Material provided:
-.-.-

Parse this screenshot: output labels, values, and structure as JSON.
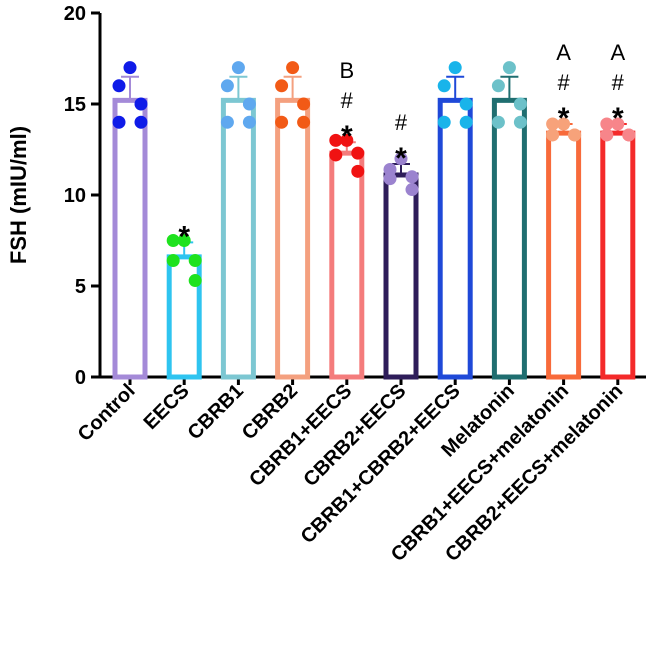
{
  "chart_data": {
    "type": "bar",
    "ylabel": "FSH (mIU/ml)",
    "ylim": [
      0,
      20
    ],
    "yticks": [
      0,
      5,
      10,
      15,
      20
    ],
    "grid": false,
    "legend": "none",
    "categories": [
      "Control",
      "EECS",
      "CBRB1",
      "CBRB2",
      "CBRB1+EECS",
      "CBRB2+EECS",
      "CBRB1+CBRB2+EECS",
      "Melatonin",
      "CBRB1+EECS+melatonin",
      "CBRB2+EECS+melatonin"
    ],
    "values": [
      15.2,
      6.6,
      15.2,
      15.2,
      12.3,
      11.1,
      15.2,
      15.2,
      13.4,
      13.4
    ],
    "error": [
      1.3,
      0.8,
      1.3,
      1.3,
      0.6,
      0.6,
      1.3,
      1.3,
      0.5,
      0.5
    ],
    "points": [
      [
        17,
        16,
        15,
        14,
        14
      ],
      [
        7.5,
        7.5,
        6.4,
        6.4,
        5.3
      ],
      [
        17,
        16,
        15,
        14,
        14
      ],
      [
        17,
        16,
        15,
        14,
        14
      ],
      [
        13,
        13,
        12.3,
        12.2,
        11.3
      ],
      [
        12,
        11.4,
        11,
        10.9,
        10.3
      ],
      [
        17,
        16,
        15,
        14,
        14
      ],
      [
        17,
        16,
        15,
        14,
        14
      ],
      [
        13.9,
        13.9,
        13.3,
        13.3,
        13.3
      ],
      [
        13.9,
        13.9,
        13.3,
        13.3,
        13.3
      ]
    ],
    "annotations": [
      [],
      [
        "*"
      ],
      [],
      [],
      [
        "*",
        "#",
        "B"
      ],
      [
        "*",
        "#"
      ],
      [],
      [],
      [
        "*",
        "#",
        "A"
      ],
      [
        "*",
        "#",
        "A"
      ]
    ],
    "bar_colors": [
      "#a48ad8",
      "#2ec4f0",
      "#7cc7d2",
      "#f4a07f",
      "#f47c7c",
      "#2e1d5a",
      "#1f49d8",
      "#1f6e70",
      "#f86a3a",
      "#f42a2a"
    ],
    "point_colors": [
      "#0f1be8",
      "#1ee21e",
      "#5fa8ef",
      "#f25a16",
      "#f01212",
      "#9b83cf",
      "#19b4ea",
      "#6cc1c9",
      "#f7a27a",
      "#f7858a"
    ]
  }
}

-.-.-

Given request: Show every line that contains the word "values".

Output for this task:
Parse this screenshot: output labels, values, and structure as JSON.
    "values": [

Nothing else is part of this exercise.